> **WRITTEN TASK**
Extract all lines that hold the string "rank".

> **PROVIDED INFORMATION**
▬▬▬▬▬▬▬▬▬▬

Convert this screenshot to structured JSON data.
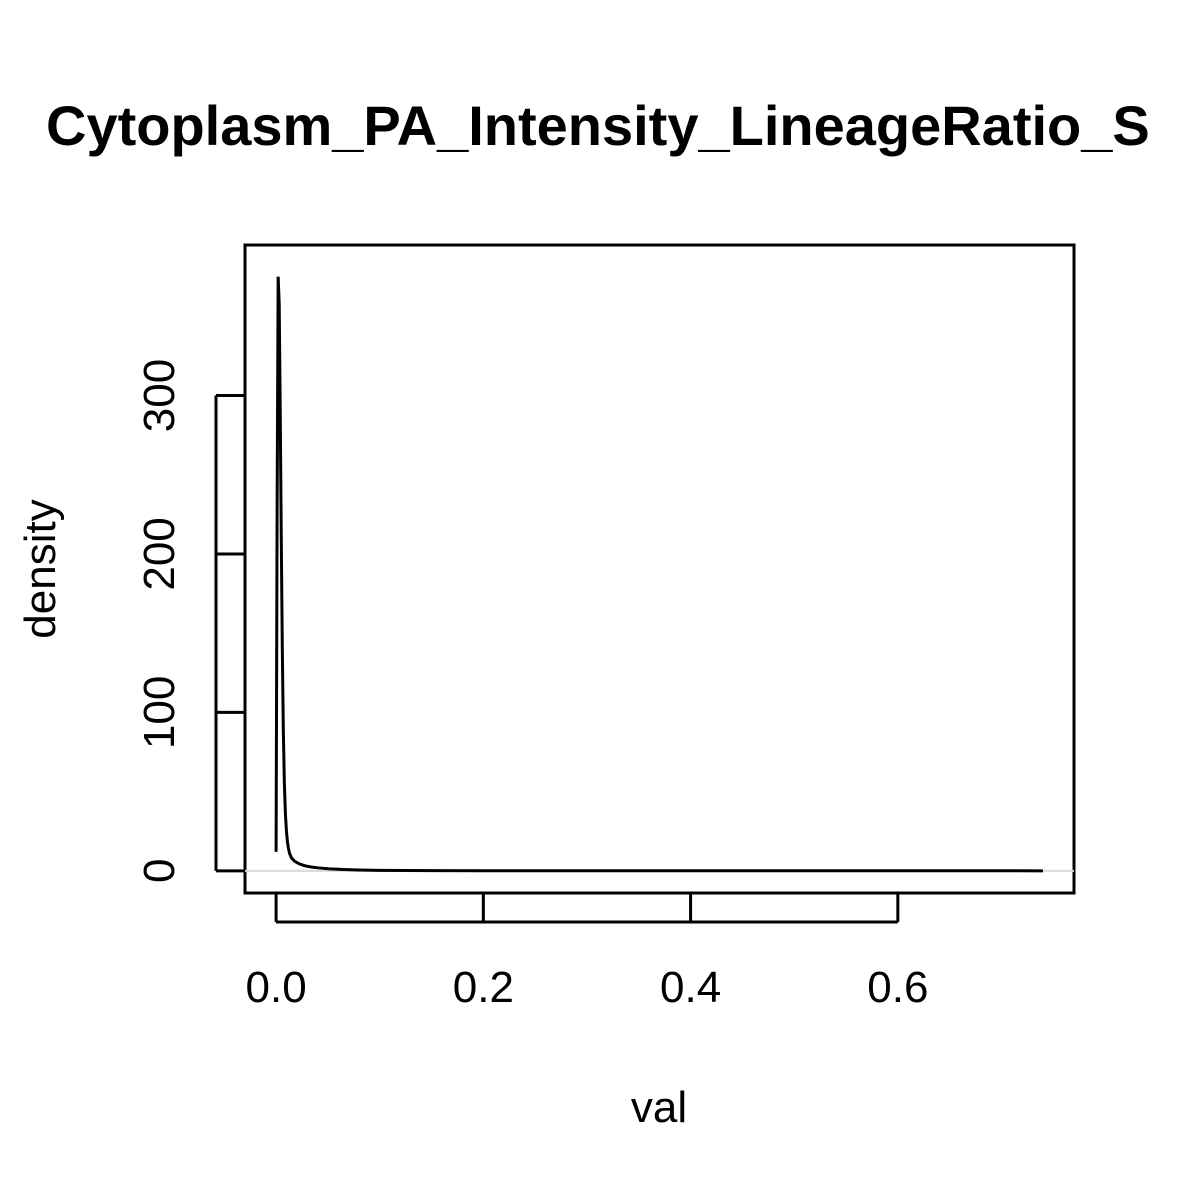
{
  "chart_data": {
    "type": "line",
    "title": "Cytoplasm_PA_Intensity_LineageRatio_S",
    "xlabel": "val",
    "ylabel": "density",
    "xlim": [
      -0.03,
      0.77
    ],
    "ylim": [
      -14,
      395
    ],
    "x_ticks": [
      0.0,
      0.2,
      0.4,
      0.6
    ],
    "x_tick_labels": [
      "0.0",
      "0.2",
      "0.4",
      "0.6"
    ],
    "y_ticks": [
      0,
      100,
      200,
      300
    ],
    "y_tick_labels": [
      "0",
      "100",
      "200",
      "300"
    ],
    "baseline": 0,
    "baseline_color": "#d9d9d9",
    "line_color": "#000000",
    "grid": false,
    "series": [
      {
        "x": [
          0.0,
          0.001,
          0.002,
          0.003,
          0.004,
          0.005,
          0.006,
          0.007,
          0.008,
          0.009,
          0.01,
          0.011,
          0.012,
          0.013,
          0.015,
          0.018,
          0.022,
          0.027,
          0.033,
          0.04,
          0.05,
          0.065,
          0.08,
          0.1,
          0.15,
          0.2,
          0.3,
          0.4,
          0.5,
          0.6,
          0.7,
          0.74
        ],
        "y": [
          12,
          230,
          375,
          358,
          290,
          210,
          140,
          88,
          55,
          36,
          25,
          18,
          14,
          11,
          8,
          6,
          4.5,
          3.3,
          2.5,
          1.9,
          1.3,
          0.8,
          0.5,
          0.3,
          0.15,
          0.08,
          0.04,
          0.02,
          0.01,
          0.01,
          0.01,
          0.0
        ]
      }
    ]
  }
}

▬▬▬▬▬▬▬▬▬▬

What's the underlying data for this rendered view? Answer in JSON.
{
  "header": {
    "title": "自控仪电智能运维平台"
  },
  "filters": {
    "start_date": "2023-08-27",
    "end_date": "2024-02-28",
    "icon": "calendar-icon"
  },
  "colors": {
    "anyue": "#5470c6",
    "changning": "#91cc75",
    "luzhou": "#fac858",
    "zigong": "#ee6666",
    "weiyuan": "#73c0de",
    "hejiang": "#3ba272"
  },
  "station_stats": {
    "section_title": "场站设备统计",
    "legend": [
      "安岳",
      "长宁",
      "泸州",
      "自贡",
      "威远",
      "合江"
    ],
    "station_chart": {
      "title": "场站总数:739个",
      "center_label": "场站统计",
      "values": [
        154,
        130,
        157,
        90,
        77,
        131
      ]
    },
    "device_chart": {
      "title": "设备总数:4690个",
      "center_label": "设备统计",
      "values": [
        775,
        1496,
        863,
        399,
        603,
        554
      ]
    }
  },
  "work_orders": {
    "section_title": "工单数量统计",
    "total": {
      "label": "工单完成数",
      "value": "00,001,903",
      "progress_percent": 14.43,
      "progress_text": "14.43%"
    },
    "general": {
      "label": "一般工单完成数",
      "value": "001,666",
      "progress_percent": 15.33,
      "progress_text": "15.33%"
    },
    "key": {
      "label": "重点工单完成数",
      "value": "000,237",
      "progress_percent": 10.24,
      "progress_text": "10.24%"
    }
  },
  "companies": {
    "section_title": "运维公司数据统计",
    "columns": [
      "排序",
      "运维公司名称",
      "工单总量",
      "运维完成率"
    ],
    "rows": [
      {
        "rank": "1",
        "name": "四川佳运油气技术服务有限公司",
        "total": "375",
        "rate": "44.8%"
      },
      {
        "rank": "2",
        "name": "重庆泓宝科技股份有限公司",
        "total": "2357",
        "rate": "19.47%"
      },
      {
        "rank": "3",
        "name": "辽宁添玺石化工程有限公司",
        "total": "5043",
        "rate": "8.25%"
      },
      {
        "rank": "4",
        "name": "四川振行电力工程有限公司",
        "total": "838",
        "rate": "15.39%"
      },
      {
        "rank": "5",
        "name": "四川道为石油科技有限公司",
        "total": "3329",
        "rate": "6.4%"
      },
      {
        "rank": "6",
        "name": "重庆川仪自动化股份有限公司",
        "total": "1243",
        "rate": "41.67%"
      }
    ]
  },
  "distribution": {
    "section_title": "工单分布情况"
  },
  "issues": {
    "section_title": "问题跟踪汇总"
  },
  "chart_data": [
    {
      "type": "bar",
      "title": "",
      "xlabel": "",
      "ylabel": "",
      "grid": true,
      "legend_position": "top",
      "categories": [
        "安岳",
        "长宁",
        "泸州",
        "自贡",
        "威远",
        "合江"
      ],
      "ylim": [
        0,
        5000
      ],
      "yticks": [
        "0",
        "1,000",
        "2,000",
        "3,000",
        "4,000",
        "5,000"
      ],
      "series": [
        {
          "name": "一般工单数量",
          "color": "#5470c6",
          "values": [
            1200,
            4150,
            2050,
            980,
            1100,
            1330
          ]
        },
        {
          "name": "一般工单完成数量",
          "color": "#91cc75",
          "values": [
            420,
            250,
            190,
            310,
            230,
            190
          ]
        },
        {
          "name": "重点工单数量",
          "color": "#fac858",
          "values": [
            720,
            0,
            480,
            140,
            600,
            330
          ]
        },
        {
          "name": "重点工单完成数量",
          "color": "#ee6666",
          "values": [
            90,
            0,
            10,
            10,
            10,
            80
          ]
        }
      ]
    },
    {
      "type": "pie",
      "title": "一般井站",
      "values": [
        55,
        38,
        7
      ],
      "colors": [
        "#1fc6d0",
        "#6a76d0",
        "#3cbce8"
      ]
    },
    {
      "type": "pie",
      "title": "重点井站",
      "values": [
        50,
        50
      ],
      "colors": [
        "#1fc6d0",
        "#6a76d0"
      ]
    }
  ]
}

▬▬▬▬▬▬▬▬▬▬

> **EXERCISE OUTPUT**
        "rank": "1",
        "rank": "2",
        "rank": "3",
        "rank": "4",
        "rank": "5",
        "rank": "6",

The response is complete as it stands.